━━━ Input data

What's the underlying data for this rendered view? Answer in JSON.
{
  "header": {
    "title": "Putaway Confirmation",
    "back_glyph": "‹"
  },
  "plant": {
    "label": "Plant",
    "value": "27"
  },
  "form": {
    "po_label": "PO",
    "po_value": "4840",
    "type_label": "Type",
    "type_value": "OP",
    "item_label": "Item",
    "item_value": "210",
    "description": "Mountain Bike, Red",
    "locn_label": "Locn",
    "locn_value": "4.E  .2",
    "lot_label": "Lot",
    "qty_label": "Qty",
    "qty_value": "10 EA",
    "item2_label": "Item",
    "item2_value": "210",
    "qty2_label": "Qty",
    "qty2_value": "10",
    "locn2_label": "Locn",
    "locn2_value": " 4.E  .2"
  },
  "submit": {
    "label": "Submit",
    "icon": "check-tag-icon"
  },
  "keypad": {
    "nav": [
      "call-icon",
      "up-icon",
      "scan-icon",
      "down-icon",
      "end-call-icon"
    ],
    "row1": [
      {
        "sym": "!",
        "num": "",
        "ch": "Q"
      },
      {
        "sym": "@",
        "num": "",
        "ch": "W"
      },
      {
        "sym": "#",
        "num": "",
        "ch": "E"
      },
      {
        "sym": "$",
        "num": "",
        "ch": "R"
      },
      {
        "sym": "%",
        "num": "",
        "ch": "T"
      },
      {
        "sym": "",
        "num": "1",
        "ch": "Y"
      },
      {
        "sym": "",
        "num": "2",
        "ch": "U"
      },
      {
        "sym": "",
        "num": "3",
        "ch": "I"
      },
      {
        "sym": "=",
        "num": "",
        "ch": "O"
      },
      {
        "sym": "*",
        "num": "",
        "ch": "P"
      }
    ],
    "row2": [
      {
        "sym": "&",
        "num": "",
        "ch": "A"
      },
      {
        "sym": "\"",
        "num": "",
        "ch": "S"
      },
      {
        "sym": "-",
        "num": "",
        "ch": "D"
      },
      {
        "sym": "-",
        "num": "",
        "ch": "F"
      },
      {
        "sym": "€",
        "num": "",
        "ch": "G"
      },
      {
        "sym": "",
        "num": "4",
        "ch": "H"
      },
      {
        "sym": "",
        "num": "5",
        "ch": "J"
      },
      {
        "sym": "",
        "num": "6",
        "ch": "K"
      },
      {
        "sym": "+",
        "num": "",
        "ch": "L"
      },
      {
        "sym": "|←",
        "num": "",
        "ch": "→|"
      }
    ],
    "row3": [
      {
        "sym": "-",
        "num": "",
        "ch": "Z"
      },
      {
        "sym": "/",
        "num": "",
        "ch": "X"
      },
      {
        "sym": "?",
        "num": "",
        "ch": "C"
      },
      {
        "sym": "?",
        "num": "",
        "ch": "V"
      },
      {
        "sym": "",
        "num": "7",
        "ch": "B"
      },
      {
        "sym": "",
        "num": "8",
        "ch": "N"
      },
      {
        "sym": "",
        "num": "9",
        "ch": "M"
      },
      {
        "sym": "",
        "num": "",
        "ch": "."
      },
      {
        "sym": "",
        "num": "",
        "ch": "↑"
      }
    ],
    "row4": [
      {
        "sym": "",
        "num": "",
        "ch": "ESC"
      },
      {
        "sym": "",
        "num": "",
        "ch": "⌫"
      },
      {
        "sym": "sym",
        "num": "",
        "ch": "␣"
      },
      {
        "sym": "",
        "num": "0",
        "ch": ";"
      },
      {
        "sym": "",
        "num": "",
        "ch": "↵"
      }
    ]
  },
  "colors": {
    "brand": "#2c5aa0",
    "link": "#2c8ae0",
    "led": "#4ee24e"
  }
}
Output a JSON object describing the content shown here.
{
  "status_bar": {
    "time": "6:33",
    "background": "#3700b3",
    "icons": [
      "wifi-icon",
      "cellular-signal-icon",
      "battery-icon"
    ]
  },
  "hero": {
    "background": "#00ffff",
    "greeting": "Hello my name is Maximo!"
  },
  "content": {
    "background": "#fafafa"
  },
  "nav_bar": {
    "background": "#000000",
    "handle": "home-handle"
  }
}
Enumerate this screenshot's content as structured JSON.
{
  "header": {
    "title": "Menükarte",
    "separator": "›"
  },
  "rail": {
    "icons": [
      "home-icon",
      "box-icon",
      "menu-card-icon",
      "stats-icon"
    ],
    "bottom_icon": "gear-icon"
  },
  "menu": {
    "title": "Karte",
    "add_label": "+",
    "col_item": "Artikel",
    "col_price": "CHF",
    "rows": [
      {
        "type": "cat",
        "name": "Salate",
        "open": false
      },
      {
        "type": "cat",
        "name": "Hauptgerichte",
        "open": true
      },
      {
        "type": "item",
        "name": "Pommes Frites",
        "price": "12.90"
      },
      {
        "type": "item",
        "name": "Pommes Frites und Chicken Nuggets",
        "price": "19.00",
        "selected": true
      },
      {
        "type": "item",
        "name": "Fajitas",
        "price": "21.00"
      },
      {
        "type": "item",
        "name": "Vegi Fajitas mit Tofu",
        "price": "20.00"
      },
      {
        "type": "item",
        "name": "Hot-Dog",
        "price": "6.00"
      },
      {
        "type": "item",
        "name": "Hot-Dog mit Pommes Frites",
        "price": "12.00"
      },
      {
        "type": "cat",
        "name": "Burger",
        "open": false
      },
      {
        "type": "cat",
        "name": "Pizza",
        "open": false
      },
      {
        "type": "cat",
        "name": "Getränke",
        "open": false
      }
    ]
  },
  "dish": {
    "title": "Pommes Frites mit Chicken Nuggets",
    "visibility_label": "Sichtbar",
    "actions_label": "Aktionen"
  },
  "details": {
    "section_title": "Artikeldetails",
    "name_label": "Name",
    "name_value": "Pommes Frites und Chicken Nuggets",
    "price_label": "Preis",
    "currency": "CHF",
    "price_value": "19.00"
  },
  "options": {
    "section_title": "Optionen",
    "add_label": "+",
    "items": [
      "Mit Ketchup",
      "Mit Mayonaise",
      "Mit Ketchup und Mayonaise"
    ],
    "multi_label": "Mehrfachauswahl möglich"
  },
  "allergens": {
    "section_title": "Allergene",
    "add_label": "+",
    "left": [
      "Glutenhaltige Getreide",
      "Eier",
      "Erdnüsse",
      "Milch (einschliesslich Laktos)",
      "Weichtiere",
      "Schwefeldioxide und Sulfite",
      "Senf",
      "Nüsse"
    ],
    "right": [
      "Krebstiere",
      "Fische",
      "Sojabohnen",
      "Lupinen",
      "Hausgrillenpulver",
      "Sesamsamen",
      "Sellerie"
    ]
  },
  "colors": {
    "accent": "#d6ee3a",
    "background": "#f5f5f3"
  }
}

━━━━━━

**Aim:**
Reproduce every entry shown above, precisely as it stands.

**The solution:**
What's the underlying data for this rendered view? Answer in JSON.
{
  "header": {
    "title": "Putaway Confirmation",
    "back_glyph": "‹"
  },
  "plant": {
    "label": "Plant",
    "value": "27"
  },
  "form": {
    "po_label": "PO",
    "po_value": "4840",
    "type_label": "Type",
    "type_value": "OP",
    "item_label": "Item",
    "item_value": "210",
    "description": "Mountain Bike, Red",
    "locn_label": "Locn",
    "locn_value": "4.E  .2",
    "lot_label": "Lot",
    "qty_label": "Qty",
    "qty_value": "10 EA",
    "item2_label": "Item",
    "item2_value": "210",
    "qty2_label": "Qty",
    "qty2_value": "10",
    "locn2_label": "Locn",
    "locn2_value": " 4.E  .2"
  },
  "submit": {
    "label": "Submit",
    "icon": "check-tag-icon"
  },
  "keypad": {
    "nav": [
      "call-icon",
      "up-icon",
      "scan-icon",
      "down-icon",
      "end-call-icon"
    ],
    "row1": [
      {
        "sym": "!",
        "num": "",
        "ch": "Q"
      },
      {
        "sym": "@",
        "num": "",
        "ch": "W"
      },
      {
        "sym": "#",
        "num": "",
        "ch": "E"
      },
      {
        "sym": "$",
        "num": "",
        "ch": "R"
      },
      {
        "sym": "%",
        "num": "",
        "ch": "T"
      },
      {
        "sym": "",
        "num": "1",
        "ch": "Y"
      },
      {
        "sym": "",
        "num": "2",
        "ch": "U"
      },
      {
        "sym": "",
        "num": "3",
        "ch": "I"
      },
      {
        "sym": "=",
        "num": "",
        "ch": "O"
      },
      {
        "sym": "*",
        "num": "",
        "ch": "P"
      }
    ],
    "row2": [
      {
        "sym": "&",
        "num": "",
        "ch": "A"
      },
      {
        "sym": "\"",
        "num": "",
        "ch": "S"
      },
      {
        "sym": "-",
        "num": "",
        "ch": "D"
      },
      {
        "sym": "-",
        "num": "",
        "ch": "F"
      },
      {
        "sym": "€",
        "num": "",
        "ch": "G"
      },
      {
        "sym": "",
        "num": "4",
        "ch": "H"
      },
      {
        "sym": "",
        "num": "5",
        "ch": "J"
      },
      {
        "sym": "",
        "num": "6",
        "ch": "K"
      },
      {
        "sym": "+",
        "num": "",
        "ch": "L"
      },
      {
        "sym": "|←",
        "num": "",
        "ch": "→|"
      }
    ],
    "row3": [
      {
        "sym": "-",
        "num": "",
        "ch": "Z"
      },
      {
        "sym": "/",
        "num": "",
        "ch": "X"
      },
      {
        "sym": "?",
        "num": "",
        "ch": "C"
      },
      {
        "sym": "?",
        "num": "",
        "ch": "V"
      },
      {
        "sym": "",
        "num": "7",
        "ch": "B"
      },
      {
        "sym": "",
        "num": "8",
        "ch": "N"
      },
      {
        "sym": "",
        "num": "9",
        "ch": "M"
      },
      {
        "sym": "",
        "num": "",
        "ch": "."
      },
      {
        "sym": "",
        "num": "",
        "ch": "↑"
      }
    ],
    "row4": [
      {
        "sym": "",
        "num": "",
        "ch": "ESC"
      },
      {
        "sym": "",
        "num": "",
        "ch": "⌫"
      },
      {
        "sym": "sym",
        "num": "",
        "ch": "␣"
      },
      {
        "sym": "",
        "num": "0",
        "ch": ";"
      },
      {
        "sym": "",
        "num": "",
        "ch": "↵"
      }
    ]
  },
  "colors": {
    "brand": "#2c5aa0",
    "link": "#2c8ae0",
    "led": "#4ee24e"
  }
}
Output a JSON object describing the content shown here.
{
  "status_bar": {
    "time": "6:33",
    "background": "#3700b3",
    "icons": [
      "wifi-icon",
      "cellular-signal-icon",
      "battery-icon"
    ]
  },
  "hero": {
    "background": "#00ffff",
    "greeting": "Hello my name is Maximo!"
  },
  "content": {
    "background": "#fafafa"
  },
  "nav_bar": {
    "background": "#000000",
    "handle": "home-handle"
  }
}
Enumerate this screenshot's content as structured JSON.
{
  "header": {
    "title": "Menükarte",
    "separator": "›"
  },
  "rail": {
    "icons": [
      "home-icon",
      "box-icon",
      "menu-card-icon",
      "stats-icon"
    ],
    "bottom_icon": "gear-icon"
  },
  "menu": {
    "title": "Karte",
    "add_label": "+",
    "col_item": "Artikel",
    "col_price": "CHF",
    "rows": [
      {
        "type": "cat",
        "name": "Salate",
        "open": false
      },
      {
        "type": "cat",
        "name": "Hauptgerichte",
        "open": true
      },
      {
        "type": "item",
        "name": "Pommes Frites",
        "price": "12.90"
      },
      {
        "type": "item",
        "name": "Pommes Frites und Chicken Nuggets",
        "price": "19.00",
        "selected": true
      },
      {
        "type": "item",
        "name": "Fajitas",
        "price": "21.00"
      },
      {
        "type": "item",
        "name": "Vegi Fajitas mit Tofu",
        "price": "20.00"
      },
      {
        "type": "item",
        "name": "Hot-Dog",
        "price": "6.00"
      },
      {
        "type": "item",
        "name": "Hot-Dog mit Pommes Frites",
        "price": "12.00"
      },
      {
        "type": "cat",
        "name": "Burger",
        "open": false
      },
      {
        "type": "cat",
        "name": "Pizza",
        "open": false
      },
      {
        "type": "cat",
        "name": "Getränke",
        "open": false
      }
    ]
  },
  "dish": {
    "title": "Pommes Frites mit Chicken Nuggets",
    "visibility_label": "Sichtbar",
    "actions_label": "Aktionen"
  },
  "details": {
    "section_title": "Artikeldetails",
    "name_label": "Name",
    "name_value": "Pommes Frites und Chicken Nuggets",
    "price_label": "Preis",
    "currency": "CHF",
    "price_value": "19.00"
  },
  "options": {
    "section_title": "Optionen",
    "add_label": "+",
    "items": [
      "Mit Ketchup",
      "Mit Mayonaise",
      "Mit Ketchup und Mayonaise"
    ],
    "multi_label": "Mehrfachauswahl möglich"
  },
  "allergens": {
    "section_title": "Allergene",
    "add_label": "+",
    "left": [
      "Glutenhaltige Getreide",
      "Eier",
      "Erdnüsse",
      "Milch (einschliesslich Laktos)",
      "Weichtiere",
      "Schwefeldioxide und Sulfite",
      "Senf",
      "Nüsse"
    ],
    "right": [
      "Krebstiere",
      "Fische",
      "Sojabohnen",
      "Lupinen",
      "Hausgrillenpulver",
      "Sesamsamen",
      "Sellerie"
    ]
  },
  "colors": {
    "accent": "#d6ee3a",
    "background": "#f5f5f3"
  }
}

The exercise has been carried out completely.